## Stated problem
Go through the listing below and gather every line with the word "name".

[Figure record listings]
— start —

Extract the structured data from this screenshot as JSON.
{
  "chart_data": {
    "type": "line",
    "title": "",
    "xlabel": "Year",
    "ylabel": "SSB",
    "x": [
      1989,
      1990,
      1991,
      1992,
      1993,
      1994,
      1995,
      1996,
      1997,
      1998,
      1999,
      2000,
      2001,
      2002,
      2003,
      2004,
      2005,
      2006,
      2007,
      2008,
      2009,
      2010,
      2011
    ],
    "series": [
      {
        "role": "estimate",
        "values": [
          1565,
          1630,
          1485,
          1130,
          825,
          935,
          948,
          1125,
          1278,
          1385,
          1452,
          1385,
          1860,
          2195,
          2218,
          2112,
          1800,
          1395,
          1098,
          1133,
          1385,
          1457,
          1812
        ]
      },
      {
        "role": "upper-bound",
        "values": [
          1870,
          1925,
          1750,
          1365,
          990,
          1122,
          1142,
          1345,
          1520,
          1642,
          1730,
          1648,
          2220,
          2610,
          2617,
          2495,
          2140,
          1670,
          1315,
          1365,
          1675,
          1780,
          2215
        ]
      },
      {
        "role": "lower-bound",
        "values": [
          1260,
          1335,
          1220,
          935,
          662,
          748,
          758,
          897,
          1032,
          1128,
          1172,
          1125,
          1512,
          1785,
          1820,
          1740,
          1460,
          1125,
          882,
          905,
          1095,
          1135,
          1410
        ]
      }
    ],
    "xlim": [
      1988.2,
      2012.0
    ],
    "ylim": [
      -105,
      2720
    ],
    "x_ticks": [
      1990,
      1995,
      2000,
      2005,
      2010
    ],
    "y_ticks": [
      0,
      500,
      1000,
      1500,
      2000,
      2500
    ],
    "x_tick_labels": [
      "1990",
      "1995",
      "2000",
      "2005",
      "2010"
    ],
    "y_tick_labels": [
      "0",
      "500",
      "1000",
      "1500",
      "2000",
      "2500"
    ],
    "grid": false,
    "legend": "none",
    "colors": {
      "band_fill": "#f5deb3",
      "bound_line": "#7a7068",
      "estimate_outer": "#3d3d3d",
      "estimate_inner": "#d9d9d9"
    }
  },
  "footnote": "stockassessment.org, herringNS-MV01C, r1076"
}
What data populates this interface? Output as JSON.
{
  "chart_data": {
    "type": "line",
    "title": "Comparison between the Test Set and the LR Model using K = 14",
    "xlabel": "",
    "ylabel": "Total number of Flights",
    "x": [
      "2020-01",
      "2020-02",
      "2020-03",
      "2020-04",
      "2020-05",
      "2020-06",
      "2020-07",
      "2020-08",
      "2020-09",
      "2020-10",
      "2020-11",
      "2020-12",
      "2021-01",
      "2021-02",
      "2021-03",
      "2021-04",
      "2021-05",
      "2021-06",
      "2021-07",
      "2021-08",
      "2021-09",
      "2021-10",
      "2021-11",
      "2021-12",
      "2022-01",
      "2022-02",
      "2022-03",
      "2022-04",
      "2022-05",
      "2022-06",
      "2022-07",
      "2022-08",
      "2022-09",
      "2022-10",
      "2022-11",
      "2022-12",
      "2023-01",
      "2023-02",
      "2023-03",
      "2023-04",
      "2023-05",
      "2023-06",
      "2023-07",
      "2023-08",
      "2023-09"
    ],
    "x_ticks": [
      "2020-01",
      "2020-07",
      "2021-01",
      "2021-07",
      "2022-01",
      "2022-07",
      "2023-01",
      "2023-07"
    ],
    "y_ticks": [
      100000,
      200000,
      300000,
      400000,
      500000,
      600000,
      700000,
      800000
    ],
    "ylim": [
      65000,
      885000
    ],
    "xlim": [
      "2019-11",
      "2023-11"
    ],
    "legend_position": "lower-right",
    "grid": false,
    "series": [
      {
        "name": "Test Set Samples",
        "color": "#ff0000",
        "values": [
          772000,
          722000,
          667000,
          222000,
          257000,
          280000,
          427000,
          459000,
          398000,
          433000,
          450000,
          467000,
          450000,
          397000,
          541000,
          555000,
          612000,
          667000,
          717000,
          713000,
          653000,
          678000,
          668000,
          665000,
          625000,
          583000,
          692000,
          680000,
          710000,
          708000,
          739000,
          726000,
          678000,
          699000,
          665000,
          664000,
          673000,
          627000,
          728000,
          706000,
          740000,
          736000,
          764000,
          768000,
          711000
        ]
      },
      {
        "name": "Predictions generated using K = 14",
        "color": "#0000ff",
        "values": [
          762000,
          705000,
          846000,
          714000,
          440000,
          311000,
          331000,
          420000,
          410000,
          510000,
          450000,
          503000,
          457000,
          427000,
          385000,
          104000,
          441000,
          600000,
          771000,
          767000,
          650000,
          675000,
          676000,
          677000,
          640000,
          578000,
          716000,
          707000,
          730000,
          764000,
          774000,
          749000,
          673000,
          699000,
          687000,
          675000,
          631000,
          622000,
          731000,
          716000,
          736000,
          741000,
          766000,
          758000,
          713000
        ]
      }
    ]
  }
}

— end —

## Correct result
        "name": "Test Set Samples",
        "name": "Predictions generated using K = 14",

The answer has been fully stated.